[Collected data]
───

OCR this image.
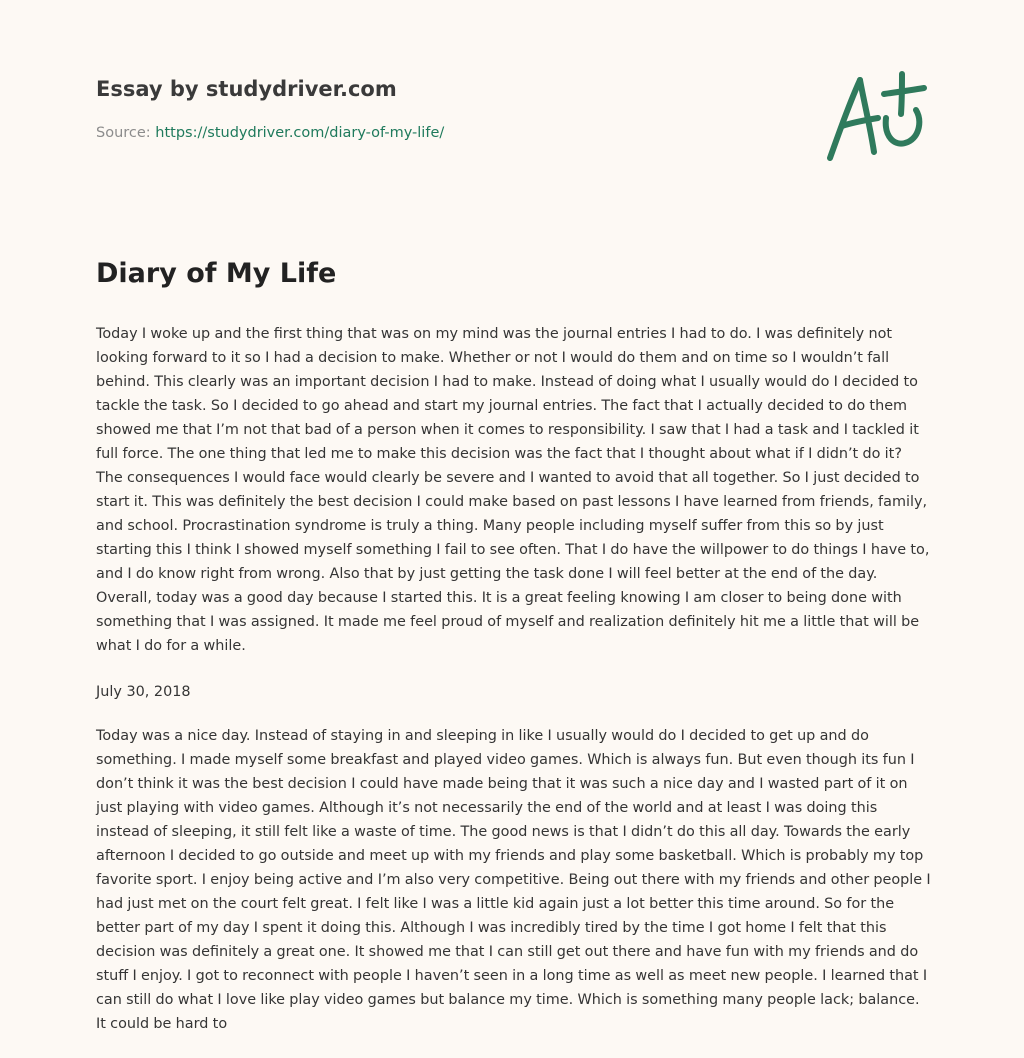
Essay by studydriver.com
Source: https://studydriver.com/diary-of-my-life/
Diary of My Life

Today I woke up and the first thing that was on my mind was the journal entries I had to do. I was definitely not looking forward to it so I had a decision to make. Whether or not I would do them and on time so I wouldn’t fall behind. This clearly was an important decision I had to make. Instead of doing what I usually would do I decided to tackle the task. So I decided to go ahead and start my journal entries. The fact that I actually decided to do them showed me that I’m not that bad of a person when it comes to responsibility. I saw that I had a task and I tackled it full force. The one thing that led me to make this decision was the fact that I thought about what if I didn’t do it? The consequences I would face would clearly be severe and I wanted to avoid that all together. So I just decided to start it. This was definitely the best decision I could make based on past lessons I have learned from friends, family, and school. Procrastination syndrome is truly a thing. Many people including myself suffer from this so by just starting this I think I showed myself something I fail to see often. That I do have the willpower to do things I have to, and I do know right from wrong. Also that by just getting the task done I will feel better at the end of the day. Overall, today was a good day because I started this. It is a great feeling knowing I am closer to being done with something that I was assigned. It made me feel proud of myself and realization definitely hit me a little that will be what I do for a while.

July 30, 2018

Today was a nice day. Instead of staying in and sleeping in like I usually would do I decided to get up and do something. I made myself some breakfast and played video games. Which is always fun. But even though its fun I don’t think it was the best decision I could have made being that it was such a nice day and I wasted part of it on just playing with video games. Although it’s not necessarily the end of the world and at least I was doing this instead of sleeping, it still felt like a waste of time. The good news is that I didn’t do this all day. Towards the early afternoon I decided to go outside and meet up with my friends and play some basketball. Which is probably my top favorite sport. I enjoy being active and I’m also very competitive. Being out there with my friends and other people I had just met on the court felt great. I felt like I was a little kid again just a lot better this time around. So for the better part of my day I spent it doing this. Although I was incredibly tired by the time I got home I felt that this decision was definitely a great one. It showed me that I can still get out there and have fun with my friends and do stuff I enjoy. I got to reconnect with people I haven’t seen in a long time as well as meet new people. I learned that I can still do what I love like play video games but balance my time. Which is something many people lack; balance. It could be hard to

───

__The exercise__: Copy every line from the records above that contains the word "studydriver".

__Result of this task__:
Essay by studydriver.com
Source: https://studydriver.com/diary-of-my-life/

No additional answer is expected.